Copy out each line of the material in which the word "Output" appears.

Records excerpted from a collection:
----

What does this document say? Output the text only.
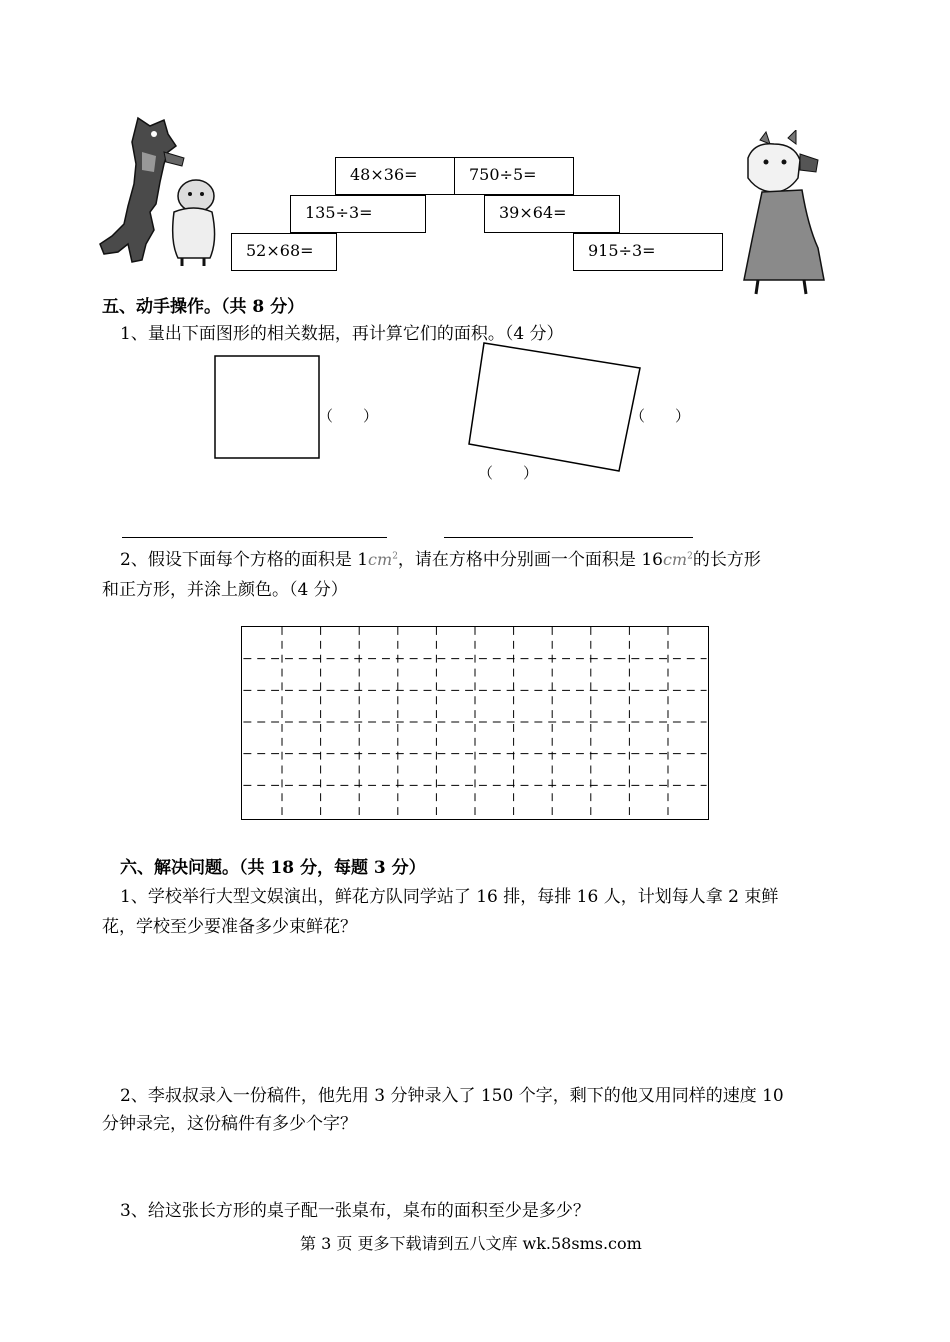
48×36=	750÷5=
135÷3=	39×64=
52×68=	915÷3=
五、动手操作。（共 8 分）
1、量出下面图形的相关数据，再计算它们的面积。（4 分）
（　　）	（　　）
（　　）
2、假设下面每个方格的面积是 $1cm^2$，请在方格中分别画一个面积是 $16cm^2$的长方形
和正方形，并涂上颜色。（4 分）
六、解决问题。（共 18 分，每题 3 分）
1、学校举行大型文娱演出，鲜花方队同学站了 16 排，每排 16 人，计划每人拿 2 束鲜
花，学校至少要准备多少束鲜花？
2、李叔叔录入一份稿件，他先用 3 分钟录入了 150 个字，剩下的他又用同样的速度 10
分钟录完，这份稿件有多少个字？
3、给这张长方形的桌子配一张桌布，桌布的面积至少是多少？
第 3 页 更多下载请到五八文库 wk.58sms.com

----

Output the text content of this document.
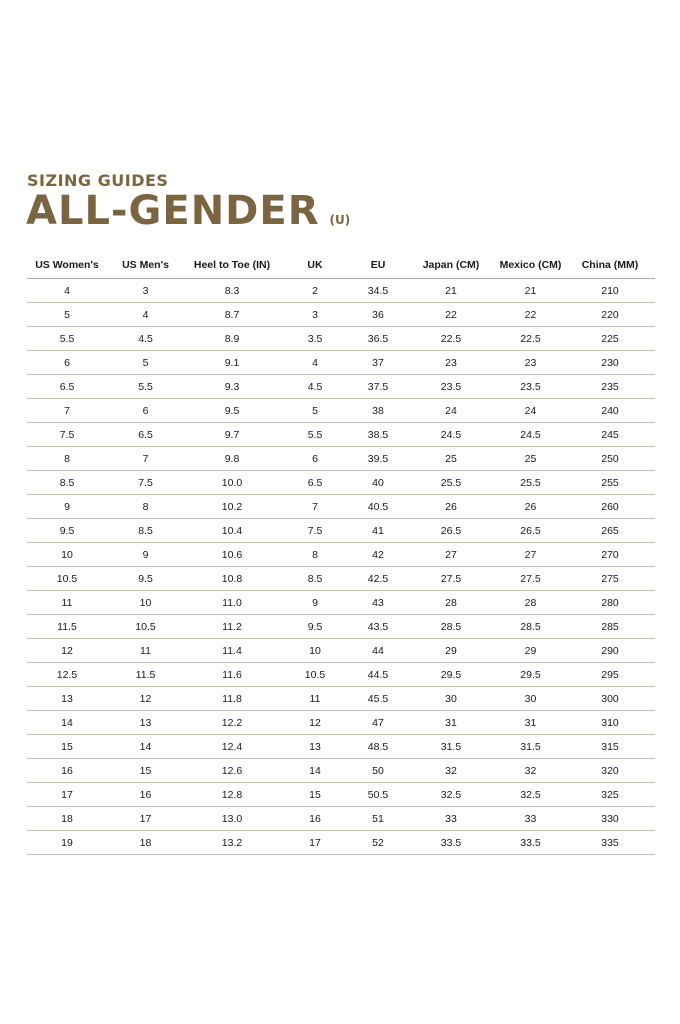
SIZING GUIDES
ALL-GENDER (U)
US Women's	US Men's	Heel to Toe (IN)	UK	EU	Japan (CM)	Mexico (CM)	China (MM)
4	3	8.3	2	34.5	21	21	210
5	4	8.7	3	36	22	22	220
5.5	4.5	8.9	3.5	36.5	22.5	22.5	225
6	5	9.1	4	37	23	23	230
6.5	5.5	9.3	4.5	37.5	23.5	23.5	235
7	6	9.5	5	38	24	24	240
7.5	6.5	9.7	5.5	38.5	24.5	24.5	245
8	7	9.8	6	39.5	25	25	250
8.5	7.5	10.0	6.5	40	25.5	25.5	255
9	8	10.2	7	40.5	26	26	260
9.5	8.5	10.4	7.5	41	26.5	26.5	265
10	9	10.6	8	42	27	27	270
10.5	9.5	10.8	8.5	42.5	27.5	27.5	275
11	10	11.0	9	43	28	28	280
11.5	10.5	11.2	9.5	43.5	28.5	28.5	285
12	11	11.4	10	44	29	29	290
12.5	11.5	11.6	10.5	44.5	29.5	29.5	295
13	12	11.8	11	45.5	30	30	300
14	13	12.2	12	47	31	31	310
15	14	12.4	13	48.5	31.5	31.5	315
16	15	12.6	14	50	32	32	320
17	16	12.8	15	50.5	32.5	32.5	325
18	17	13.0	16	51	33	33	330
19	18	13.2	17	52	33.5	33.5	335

----

Written answer:
What does this document say? Output the text only.
Output the text content of this document.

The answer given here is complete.